> **GIVEN EXERCISE**
Return the exact lines spanning from the line with "Transcribe this image's" through the last line of the entries, boundaries included, and no others.
>>>
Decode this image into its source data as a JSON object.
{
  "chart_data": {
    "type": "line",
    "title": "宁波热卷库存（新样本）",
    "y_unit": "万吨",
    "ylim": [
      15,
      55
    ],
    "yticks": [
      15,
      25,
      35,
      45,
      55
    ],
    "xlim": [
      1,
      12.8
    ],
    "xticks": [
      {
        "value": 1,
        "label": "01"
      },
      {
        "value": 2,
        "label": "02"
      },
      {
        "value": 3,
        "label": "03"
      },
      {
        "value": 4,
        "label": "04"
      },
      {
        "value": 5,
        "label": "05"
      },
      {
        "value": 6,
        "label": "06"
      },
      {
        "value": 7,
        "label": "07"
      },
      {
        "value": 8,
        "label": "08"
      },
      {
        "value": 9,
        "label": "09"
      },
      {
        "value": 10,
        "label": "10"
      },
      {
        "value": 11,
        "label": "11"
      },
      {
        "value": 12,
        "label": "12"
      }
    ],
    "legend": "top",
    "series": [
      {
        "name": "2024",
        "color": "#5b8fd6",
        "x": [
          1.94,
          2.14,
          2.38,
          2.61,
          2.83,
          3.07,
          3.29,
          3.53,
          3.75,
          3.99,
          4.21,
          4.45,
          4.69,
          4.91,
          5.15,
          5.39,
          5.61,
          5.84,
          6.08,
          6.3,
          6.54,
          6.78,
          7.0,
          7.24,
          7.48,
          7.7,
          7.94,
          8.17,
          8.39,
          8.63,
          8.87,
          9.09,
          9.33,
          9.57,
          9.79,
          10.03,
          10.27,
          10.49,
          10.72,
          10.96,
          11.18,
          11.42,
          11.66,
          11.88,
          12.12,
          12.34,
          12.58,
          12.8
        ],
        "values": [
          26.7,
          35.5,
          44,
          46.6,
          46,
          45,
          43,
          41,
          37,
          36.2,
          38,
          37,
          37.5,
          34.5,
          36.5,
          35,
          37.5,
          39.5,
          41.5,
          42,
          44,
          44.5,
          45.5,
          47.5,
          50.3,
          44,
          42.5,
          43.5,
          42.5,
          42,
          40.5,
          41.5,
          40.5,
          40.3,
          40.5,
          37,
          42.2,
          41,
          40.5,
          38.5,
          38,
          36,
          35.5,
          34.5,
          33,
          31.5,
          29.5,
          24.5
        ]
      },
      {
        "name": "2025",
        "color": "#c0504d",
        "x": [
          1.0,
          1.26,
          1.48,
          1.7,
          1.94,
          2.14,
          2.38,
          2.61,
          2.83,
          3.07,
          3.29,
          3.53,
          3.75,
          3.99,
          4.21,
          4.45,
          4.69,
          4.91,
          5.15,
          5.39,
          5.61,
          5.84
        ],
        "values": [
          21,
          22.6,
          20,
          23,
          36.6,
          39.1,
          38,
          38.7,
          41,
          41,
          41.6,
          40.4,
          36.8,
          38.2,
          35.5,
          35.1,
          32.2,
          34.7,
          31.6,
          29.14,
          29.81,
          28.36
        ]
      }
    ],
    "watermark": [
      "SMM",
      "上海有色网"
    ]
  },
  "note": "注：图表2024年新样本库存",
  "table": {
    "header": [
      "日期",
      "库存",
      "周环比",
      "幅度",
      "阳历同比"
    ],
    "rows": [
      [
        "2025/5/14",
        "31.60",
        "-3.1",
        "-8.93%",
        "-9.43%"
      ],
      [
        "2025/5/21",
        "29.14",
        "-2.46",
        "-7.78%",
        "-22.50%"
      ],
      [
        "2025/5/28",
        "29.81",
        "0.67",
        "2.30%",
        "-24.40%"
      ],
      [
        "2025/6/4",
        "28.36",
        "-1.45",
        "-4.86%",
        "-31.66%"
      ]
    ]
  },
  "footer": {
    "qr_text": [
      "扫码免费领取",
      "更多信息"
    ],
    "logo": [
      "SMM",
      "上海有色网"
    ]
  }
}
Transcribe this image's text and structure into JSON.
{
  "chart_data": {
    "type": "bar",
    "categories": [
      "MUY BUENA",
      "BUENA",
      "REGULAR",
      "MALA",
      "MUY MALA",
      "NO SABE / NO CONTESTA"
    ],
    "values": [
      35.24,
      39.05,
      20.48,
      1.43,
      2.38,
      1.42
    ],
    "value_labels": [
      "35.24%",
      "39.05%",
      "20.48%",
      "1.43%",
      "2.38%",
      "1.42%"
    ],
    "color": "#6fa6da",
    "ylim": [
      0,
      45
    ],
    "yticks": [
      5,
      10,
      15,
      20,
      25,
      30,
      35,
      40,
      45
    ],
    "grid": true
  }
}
<<<
> **RESULT BELOW**
Transcribe this image's text and structure into JSON.
{
  "chart_data": {
    "type": "bar",
    "categories": [
      "MUY BUENA",
      "BUENA",
      "REGULAR",
      "MALA",
      "MUY MALA",
      "NO SABE / NO CONTESTA"
    ],
    "values": [
      35.24,
      39.05,
      20.48,
      1.43,
      2.38,
      1.42
    ],
    "value_labels": [
      "35.24%",
      "39.05%",
      "20.48%",
      "1.43%",
      "2.38%",
      "1.42%"
    ],
    "color": "#6fa6da",
    "ylim": [
      0,
      45
    ],
    "yticks": [
      5,
      10,
      15,
      20,
      25,
      30,
      35,
      40,
      45
    ],
    "grid": true
  }
}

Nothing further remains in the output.